[BEGIN]
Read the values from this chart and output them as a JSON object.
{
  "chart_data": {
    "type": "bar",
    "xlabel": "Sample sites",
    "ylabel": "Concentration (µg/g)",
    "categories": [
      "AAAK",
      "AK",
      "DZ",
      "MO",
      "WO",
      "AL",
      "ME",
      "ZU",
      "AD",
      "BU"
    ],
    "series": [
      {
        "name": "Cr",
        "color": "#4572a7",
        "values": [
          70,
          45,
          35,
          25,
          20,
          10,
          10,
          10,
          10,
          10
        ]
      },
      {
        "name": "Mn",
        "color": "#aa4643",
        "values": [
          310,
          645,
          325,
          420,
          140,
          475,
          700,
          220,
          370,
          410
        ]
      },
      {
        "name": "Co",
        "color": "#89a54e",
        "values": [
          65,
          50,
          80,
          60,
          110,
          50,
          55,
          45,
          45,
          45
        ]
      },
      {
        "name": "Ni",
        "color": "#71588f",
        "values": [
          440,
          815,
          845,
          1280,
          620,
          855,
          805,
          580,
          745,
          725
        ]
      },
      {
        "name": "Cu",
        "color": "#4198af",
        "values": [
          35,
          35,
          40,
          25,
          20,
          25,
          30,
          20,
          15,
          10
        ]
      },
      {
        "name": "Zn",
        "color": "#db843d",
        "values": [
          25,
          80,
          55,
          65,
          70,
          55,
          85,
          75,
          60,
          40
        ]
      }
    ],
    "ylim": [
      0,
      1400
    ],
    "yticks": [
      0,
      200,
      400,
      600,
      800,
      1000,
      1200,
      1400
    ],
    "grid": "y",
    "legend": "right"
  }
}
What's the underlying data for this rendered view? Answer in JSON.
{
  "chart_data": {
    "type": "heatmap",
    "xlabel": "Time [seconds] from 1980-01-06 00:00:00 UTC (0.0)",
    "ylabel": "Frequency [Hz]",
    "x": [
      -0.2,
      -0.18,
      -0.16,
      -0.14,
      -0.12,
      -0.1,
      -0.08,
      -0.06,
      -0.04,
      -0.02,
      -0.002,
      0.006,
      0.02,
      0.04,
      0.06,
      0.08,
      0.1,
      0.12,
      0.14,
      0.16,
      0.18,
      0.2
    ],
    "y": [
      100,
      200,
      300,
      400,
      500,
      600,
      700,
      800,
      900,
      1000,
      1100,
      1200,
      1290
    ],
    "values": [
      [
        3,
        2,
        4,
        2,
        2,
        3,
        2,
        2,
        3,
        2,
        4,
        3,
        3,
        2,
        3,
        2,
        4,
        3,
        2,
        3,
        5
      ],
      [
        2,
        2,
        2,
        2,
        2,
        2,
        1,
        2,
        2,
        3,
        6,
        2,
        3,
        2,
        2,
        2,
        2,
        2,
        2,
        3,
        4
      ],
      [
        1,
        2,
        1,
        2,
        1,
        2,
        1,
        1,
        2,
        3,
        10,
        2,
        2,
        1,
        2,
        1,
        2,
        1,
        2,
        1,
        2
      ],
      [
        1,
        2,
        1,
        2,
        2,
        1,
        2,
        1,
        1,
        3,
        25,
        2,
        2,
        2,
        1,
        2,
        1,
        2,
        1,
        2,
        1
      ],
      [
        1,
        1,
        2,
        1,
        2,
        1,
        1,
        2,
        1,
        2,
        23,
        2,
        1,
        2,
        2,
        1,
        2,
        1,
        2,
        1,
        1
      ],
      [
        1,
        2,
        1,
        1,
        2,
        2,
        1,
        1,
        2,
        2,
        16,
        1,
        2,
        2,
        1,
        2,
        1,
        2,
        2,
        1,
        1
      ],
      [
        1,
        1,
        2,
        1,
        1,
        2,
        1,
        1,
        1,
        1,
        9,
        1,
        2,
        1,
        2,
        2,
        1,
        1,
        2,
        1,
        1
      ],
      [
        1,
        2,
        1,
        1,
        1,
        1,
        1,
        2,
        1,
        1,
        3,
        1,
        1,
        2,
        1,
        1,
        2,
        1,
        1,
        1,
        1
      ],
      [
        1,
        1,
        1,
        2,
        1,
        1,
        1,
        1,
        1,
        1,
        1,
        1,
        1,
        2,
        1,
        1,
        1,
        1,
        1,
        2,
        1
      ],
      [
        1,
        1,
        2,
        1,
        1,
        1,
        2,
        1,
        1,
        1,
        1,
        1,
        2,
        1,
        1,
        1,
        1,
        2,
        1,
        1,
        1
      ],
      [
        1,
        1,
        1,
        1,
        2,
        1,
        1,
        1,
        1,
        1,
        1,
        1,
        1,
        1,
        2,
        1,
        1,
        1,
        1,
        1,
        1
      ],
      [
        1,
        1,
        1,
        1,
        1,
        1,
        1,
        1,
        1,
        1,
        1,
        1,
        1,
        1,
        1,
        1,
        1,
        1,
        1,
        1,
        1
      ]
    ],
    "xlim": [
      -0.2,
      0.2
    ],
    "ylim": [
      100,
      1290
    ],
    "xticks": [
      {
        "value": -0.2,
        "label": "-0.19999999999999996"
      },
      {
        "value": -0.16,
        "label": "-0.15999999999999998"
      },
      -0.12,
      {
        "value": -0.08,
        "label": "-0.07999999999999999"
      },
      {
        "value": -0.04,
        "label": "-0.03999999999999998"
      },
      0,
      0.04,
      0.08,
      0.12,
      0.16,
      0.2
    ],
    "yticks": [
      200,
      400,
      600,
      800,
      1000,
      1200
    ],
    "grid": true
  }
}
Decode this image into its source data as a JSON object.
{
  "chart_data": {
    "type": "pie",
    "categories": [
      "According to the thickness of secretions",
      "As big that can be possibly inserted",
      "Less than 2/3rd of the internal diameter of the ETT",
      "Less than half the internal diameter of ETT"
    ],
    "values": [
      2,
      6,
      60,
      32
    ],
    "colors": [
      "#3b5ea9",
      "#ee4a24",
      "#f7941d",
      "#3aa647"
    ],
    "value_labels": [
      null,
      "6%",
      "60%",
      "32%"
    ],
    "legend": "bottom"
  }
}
[END]
Find every line in the records that has the string "xlabel", then state how many there are and nothing else.

COMPLETED TASK: 2